■ WORK REQUIRED
The data below needs to be returned exactly, line for line.

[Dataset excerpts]
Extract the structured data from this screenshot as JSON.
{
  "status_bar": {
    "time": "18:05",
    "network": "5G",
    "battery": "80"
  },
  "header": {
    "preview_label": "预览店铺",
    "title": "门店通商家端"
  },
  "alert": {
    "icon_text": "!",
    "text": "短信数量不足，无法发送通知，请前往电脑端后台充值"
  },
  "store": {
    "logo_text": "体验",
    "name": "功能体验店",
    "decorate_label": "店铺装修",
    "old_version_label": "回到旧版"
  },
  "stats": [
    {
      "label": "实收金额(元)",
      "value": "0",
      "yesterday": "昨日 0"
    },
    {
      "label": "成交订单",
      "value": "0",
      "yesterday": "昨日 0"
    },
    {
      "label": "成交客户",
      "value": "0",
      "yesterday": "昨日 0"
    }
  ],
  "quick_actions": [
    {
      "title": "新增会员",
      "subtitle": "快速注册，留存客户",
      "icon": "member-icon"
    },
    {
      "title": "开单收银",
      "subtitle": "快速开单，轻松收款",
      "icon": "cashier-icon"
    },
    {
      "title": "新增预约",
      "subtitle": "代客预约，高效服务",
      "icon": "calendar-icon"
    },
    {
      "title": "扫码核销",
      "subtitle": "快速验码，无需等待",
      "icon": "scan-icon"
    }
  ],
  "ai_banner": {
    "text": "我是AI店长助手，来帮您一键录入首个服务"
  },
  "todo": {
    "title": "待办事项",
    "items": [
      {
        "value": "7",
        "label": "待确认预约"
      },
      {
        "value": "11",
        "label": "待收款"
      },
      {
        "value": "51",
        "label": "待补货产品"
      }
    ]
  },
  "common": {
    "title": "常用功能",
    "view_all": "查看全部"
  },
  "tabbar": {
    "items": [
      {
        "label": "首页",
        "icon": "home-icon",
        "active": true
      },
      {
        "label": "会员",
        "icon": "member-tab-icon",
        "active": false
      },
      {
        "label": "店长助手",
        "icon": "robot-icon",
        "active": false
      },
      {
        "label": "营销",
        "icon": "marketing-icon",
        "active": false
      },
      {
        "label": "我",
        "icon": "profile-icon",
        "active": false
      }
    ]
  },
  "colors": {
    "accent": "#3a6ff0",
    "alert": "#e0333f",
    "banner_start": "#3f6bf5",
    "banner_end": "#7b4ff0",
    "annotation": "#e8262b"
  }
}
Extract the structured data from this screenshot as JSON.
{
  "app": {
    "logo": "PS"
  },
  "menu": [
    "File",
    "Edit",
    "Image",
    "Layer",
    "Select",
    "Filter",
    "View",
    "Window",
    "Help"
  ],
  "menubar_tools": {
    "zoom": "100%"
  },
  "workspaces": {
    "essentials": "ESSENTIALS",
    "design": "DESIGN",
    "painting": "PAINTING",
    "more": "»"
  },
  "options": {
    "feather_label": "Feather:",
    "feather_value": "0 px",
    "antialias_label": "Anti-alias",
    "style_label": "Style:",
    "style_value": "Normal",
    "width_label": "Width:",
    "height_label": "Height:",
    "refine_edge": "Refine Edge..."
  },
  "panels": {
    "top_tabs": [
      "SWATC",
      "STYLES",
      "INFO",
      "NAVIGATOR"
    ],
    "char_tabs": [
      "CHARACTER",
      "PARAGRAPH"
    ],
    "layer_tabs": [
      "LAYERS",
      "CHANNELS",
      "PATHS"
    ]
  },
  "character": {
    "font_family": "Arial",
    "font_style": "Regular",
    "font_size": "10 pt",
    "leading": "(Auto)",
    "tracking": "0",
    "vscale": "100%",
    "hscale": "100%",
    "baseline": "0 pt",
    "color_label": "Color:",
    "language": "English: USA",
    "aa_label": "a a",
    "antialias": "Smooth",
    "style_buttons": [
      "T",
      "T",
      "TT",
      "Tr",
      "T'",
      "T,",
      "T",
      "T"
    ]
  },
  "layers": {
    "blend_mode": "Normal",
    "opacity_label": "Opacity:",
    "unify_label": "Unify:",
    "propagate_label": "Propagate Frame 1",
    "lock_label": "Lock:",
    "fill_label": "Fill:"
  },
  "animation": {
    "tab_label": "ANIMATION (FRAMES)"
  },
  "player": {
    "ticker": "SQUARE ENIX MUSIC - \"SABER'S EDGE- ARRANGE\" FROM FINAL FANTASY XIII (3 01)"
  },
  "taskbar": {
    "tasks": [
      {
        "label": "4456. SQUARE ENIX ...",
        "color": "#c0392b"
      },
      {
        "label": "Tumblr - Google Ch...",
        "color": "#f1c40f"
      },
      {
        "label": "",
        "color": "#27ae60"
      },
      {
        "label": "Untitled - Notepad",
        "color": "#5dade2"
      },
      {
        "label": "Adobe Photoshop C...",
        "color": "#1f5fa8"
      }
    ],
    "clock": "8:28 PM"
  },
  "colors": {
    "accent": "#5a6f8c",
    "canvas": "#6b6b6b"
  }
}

■ OUTPUT FOR THIS TASK
Extract the structured data from this screenshot as JSON.
{
  "status_bar": {
    "time": "18:05",
    "network": "5G",
    "battery": "80"
  },
  "header": {
    "preview_label": "预览店铺",
    "title": "门店通商家端"
  },
  "alert": {
    "icon_text": "!",
    "text": "短信数量不足，无法发送通知，请前往电脑端后台充值"
  },
  "store": {
    "logo_text": "体验",
    "name": "功能体验店",
    "decorate_label": "店铺装修",
    "old_version_label": "回到旧版"
  },
  "stats": [
    {
      "label": "实收金额(元)",
      "value": "0",
      "yesterday": "昨日 0"
    },
    {
      "label": "成交订单",
      "value": "0",
      "yesterday": "昨日 0"
    },
    {
      "label": "成交客户",
      "value": "0",
      "yesterday": "昨日 0"
    }
  ],
  "quick_actions": [
    {
      "title": "新增会员",
      "subtitle": "快速注册，留存客户",
      "icon": "member-icon"
    },
    {
      "title": "开单收银",
      "subtitle": "快速开单，轻松收款",
      "icon": "cashier-icon"
    },
    {
      "title": "新增预约",
      "subtitle": "代客预约，高效服务",
      "icon": "calendar-icon"
    },
    {
      "title": "扫码核销",
      "subtitle": "快速验码，无需等待",
      "icon": "scan-icon"
    }
  ],
  "ai_banner": {
    "text": "我是AI店长助手，来帮您一键录入首个服务"
  },
  "todo": {
    "title": "待办事项",
    "items": [
      {
        "value": "7",
        "label": "待确认预约"
      },
      {
        "value": "11",
        "label": "待收款"
      },
      {
        "value": "51",
        "label": "待补货产品"
      }
    ]
  },
  "common": {
    "title": "常用功能",
    "view_all": "查看全部"
  },
  "tabbar": {
    "items": [
      {
        "label": "首页",
        "icon": "home-icon",
        "active": true
      },
      {
        "label": "会员",
        "icon": "member-tab-icon",
        "active": false
      },
      {
        "label": "店长助手",
        "icon": "robot-icon",
        "active": false
      },
      {
        "label": "营销",
        "icon": "marketing-icon",
        "active": false
      },
      {
        "label": "我",
        "icon": "profile-icon",
        "active": false
      }
    ]
  },
  "colors": {
    "accent": "#3a6ff0",
    "alert": "#e0333f",
    "banner_start": "#3f6bf5",
    "banner_end": "#7b4ff0",
    "annotation": "#e8262b"
  }
}
Extract the structured data from this screenshot as JSON.
{
  "app": {
    "logo": "PS"
  },
  "menu": [
    "File",
    "Edit",
    "Image",
    "Layer",
    "Select",
    "Filter",
    "View",
    "Window",
    "Help"
  ],
  "menubar_tools": {
    "zoom": "100%"
  },
  "workspaces": {
    "essentials": "ESSENTIALS",
    "design": "DESIGN",
    "painting": "PAINTING",
    "more": "»"
  },
  "options": {
    "feather_label": "Feather:",
    "feather_value": "0 px",
    "antialias_label": "Anti-alias",
    "style_label": "Style:",
    "style_value": "Normal",
    "width_label": "Width:",
    "height_label": "Height:",
    "refine_edge": "Refine Edge..."
  },
  "panels": {
    "top_tabs": [
      "SWATC",
      "STYLES",
      "INFO",
      "NAVIGATOR"
    ],
    "char_tabs": [
      "CHARACTER",
      "PARAGRAPH"
    ],
    "layer_tabs": [
      "LAYERS",
      "CHANNELS",
      "PATHS"
    ]
  },
  "character": {
    "font_family": "Arial",
    "font_style": "Regular",
    "font_size": "10 pt",
    "leading": "(Auto)",
    "tracking": "0",
    "vscale": "100%",
    "hscale": "100%",
    "baseline": "0 pt",
    "color_label": "Color:",
    "language": "English: USA",
    "aa_label": "a a",
    "antialias": "Smooth",
    "style_buttons": [
      "T",
      "T",
      "TT",
      "Tr",
      "T'",
      "T,",
      "T",
      "T"
    ]
  },
  "layers": {
    "blend_mode": "Normal",
    "opacity_label": "Opacity:",
    "unify_label": "Unify:",
    "propagate_label": "Propagate Frame 1",
    "lock_label": "Lock:",
    "fill_label": "Fill:"
  },
  "animation": {
    "tab_label": "ANIMATION (FRAMES)"
  },
  "player": {
    "ticker": "SQUARE ENIX MUSIC - \"SABER'S EDGE- ARRANGE\" FROM FINAL FANTASY XIII (3 01)"
  },
  "taskbar": {
    "tasks": [
      {
        "label": "4456. SQUARE ENIX ...",
        "color": "#c0392b"
      },
      {
        "label": "Tumblr - Google Ch...",
        "color": "#f1c40f"
      },
      {
        "label": "",
        "color": "#27ae60"
      },
      {
        "label": "Untitled - Notepad",
        "color": "#5dade2"
      },
      {
        "label": "Adobe Photoshop C...",
        "color": "#1f5fa8"
      }
    ],
    "clock": "8:28 PM"
  },
  "colors": {
    "accent": "#5a6f8c",
    "canvas": "#6b6b6b"
  }
}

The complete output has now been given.